Records supplied:
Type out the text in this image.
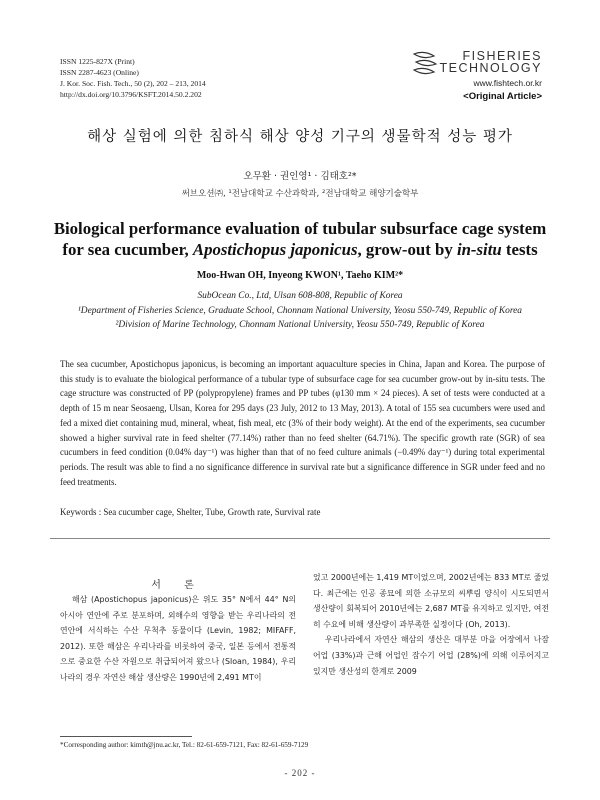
ISSN 1225-827X (Print)
ISSN 2287-4623 (Online)
J. Kor. Soc. Fish. Tech., 50 (2), 202 – 213, 2014
http://dx.doi.org/10.3796/KSFT.2014.50.2.202
FISHERIES
TECHNOLOGY
www.fishtech.or.kr
<Original Article>
해상 실험에 의한 침하식 해상 양성 기구의 생물학적 성능 평가
오무환 · 권인영¹ · 김태호²*
써브오션㈜, ¹전남대학교 수산과학과, ²전남대학교 해양기술학부
Biological performance evaluation of tubular subsurface cage system
for sea cucumber, Apostichopus japonicus, grow-out by in-situ tests
Moo-Hwan OH, Inyeong KWON¹, Taeho KIM²*
SubOcean Co., Ltd, Ulsan 608-808, Republic of Korea
¹Department of Fisheries Science, Graduate School, Chonnam National University, Yeosu 550-749, Republic of Korea
²Division of Marine Technology, Chonnam National University, Yeosu 550-749, Republic of Korea
The sea cucumber, Apostichopus japonicus, is becoming an important aquaculture species in China, Japan and Korea. The purpose of this study is to evaluate the biological performance of a tubular type of subsurface cage for sea cucumber grow-out by in-situ tests. The cage structure was constructed of PP (polypropylene) frames and PP tubes (φ130 mm × 24 pieces). A set of tests were conducted at a depth of 15 m near Seosaeng, Ulsan, Korea for 295 days (23 July, 2012 to 13 May, 2013). A total of 155 sea cucumbers were used and fed a mixed diet containing mud, mineral, wheat, fish meal, etc (3% of their body weight). At the end of the experiments, sea cucumber showed a higher survival rate in feed shelter (77.14%) rather than no feed shelter (64.71%). The specific growth rate (SGR) of sea cucumbers in feed condition (0.04% day⁻¹) was higher than that of no feed culture animals (−0.49% day⁻¹) during total experimental periods. The result was able to find a no significance difference in survival rate but a significance difference in SGR under feed and no feed treatments.
Keywords : Sea cucumber cage, Shelter, Tube, Growth rate, Survival rate
서 론

해삼 (Apostichopus japonicus)은 위도 35° N에서 44° N의 아시아 연안에 주로 분포하며, 외해수의 영향을 받는 우리나라의 전 연안에 서식하는 수산 무척추 동물이다 (Levin, 1982; MIFAFF, 2012). 또한 해삼은 우리나라를 비롯하여 중국, 일본 등에서 전통적으로 중요한 수산 자원으로 취급되어져 왔으나 (Sloan, 1984), 우리나라의 경우 자연산 해삼 생산량은 1990년에 2,491 MT이

었고 2000년에는 1,419 MT이었으며, 2002년에는 833 MT로 줄었다. 최근에는 인공 종묘에 의한 소규모의 씨뿌림 양식이 시도되면서 생산량이 회복되어 2010년에는 2,687 MT를 유지하고 있지만, 여전히 수요에 비해 생산량이 과부족한 실정이다 (Oh, 2013).

우리나라에서 자연산 해삼의 생산은 대부분 마을 어장에서 나잠 어업 (33%)과 근해 어업인 잠수기 어업 (28%)에 의해 이루어지고 있지만 생산성의 한계로 2009

*Corresponding author: kimth@jnu.ac.kr, Tel.: 82-61-659-7121, Fax: 82-61-659-7129
- 202 -
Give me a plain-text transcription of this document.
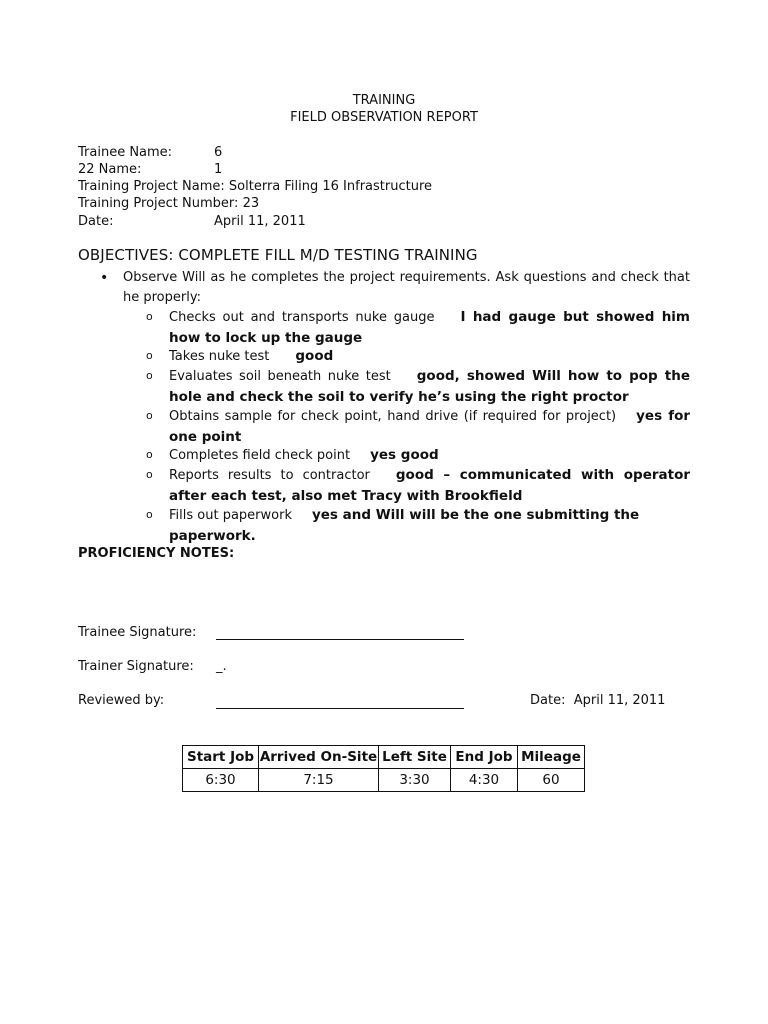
TRAINING
FIELD OBSERVATION REPORT
Trainee Name:	6
22 Name:	1
Training Project Name: Solterra Filing 16 Infrastructure
Training Project Number: 23
Date:	April 11, 2011
OBJECTIVES: COMPLETE FILL M/D TESTING TRAINING
• Observe Will as he completes the project requirements. Ask questions and check that he properly:
o Checks out and transports nuke gauge I had gauge but showed him how to lock up the gauge
o Takes nuke test good
o Evaluates soil beneath nuke test good, showed Will how to pop the hole and check the soil to verify he’s using the right proctor
o Obtains sample for check point, hand drive (if required for project) yes for one point
o Completes field check point yes good
o Reports results to contractor good – communicated with operator after each test, also met Tracy with Brookfield
o Fills out paperwork yes and Will will be the one submitting the paperwork.
PROFICIENCY NOTES:
Trainee Signature:
Trainer Signature: _.
Reviewed by:	Date: April 11, 2011
Start Job	Arrived On-Site	Left Site	End Job	Mileage
6:30	7:15	3:30	4:30	60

Given request: Among the lines of the records above, count those holding the string "text", and report only the number.

Task solution: 2